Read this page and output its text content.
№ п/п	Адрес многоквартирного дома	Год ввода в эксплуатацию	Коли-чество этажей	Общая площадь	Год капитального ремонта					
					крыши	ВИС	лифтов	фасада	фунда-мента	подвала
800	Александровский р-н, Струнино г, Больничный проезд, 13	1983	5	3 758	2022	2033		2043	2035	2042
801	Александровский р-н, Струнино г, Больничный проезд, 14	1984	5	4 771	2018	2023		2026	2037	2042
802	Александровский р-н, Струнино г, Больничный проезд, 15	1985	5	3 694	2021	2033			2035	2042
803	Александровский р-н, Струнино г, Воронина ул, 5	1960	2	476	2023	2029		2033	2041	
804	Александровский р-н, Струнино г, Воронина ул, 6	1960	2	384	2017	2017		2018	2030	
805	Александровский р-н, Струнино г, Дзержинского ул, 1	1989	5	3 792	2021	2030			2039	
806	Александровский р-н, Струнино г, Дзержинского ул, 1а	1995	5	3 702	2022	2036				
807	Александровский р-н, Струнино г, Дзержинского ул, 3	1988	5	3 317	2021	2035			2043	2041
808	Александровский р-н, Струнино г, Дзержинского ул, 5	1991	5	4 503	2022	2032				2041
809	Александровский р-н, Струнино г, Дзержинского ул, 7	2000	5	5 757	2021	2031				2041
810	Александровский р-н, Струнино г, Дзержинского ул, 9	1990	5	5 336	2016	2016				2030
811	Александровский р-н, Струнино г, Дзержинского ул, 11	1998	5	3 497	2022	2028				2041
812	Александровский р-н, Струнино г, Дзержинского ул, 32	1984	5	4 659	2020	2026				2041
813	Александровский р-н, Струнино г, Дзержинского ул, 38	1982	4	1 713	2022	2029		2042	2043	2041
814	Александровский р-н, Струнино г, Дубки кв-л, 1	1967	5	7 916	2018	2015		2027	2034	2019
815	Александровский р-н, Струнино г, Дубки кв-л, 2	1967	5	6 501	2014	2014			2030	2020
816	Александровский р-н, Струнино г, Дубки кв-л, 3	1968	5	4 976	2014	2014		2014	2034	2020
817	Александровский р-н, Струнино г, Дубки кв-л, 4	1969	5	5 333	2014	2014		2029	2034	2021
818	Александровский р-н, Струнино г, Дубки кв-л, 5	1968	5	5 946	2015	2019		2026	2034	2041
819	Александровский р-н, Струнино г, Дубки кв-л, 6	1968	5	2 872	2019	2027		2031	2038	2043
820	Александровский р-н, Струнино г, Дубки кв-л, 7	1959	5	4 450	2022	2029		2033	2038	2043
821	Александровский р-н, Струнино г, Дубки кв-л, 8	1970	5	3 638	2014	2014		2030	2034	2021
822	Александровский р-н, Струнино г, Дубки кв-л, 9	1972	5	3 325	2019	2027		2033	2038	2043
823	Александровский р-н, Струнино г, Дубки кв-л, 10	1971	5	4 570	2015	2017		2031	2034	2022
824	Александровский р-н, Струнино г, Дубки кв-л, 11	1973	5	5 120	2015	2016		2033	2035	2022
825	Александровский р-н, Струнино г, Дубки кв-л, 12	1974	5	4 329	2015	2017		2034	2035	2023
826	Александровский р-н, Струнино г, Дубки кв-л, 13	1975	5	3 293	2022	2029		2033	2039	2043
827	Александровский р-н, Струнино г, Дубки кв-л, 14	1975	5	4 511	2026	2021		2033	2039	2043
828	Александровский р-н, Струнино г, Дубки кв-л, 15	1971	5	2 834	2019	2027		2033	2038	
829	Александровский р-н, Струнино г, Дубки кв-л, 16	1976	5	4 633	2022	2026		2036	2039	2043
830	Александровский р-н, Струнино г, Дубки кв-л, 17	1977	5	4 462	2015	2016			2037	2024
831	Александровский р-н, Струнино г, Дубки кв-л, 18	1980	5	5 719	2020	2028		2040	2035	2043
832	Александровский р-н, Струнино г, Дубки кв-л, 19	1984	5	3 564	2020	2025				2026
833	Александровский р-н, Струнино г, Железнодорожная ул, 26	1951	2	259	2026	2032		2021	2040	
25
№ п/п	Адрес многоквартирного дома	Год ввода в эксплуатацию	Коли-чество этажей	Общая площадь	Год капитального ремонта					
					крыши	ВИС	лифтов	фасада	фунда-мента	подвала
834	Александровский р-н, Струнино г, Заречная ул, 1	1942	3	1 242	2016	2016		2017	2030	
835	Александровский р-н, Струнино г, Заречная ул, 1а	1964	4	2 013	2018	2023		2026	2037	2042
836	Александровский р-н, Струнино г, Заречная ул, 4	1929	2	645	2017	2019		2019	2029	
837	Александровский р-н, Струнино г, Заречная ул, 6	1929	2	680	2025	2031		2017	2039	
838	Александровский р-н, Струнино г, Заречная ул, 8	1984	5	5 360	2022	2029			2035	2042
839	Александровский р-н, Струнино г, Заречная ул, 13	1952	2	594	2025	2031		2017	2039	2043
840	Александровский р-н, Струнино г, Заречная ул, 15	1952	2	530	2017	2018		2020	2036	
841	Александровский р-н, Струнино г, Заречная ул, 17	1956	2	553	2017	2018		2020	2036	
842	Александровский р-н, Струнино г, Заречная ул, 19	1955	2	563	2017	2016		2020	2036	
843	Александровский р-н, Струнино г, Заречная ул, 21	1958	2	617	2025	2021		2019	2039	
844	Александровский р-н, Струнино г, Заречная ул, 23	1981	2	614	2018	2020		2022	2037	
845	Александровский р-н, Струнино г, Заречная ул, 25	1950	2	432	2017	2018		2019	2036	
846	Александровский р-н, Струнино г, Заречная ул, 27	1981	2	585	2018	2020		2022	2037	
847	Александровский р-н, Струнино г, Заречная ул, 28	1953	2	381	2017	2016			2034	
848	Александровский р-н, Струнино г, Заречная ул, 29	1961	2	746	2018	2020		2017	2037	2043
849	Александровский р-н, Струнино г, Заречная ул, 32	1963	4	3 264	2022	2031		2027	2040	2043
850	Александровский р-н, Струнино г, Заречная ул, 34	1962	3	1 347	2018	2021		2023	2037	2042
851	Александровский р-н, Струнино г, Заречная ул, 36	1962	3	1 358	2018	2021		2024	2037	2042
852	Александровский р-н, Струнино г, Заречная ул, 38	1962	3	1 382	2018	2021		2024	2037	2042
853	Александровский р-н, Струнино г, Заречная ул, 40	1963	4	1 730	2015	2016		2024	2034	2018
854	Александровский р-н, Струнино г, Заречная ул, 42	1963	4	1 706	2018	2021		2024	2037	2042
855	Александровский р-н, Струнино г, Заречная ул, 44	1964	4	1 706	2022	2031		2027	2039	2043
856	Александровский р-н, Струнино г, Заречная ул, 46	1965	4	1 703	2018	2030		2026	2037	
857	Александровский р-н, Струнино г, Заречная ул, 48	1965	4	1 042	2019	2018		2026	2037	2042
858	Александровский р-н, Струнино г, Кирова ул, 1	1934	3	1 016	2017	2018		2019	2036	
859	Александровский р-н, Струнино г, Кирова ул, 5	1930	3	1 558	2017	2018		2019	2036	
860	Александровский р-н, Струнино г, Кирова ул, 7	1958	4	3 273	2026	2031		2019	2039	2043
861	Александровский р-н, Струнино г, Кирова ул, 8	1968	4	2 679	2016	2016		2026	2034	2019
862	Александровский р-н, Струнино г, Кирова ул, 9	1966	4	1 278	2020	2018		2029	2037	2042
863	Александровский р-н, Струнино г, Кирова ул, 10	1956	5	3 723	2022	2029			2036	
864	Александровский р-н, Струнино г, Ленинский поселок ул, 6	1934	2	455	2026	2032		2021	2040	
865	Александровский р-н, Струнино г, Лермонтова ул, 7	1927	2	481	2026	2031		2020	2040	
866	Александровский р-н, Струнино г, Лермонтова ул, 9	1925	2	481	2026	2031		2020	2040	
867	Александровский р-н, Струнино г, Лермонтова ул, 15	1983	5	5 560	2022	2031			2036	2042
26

TASK:
From the records above, copy every line that holds the word "Лермонтова".

RESULT FOR THIS EXERCISE:
865	Александровский р-н, Струнино г, Лермонтова ул, 7	1927	2	481	2026	2031		2020	2040	
866	Александровский р-н, Струнино г, Лермонтова ул, 9	1925	2	481	2026	2031		2020	2040	
867	Александровский р-н, Струнино г, Лермонтова ул, 15	1983	5	5 560	2022	2031			2036	2042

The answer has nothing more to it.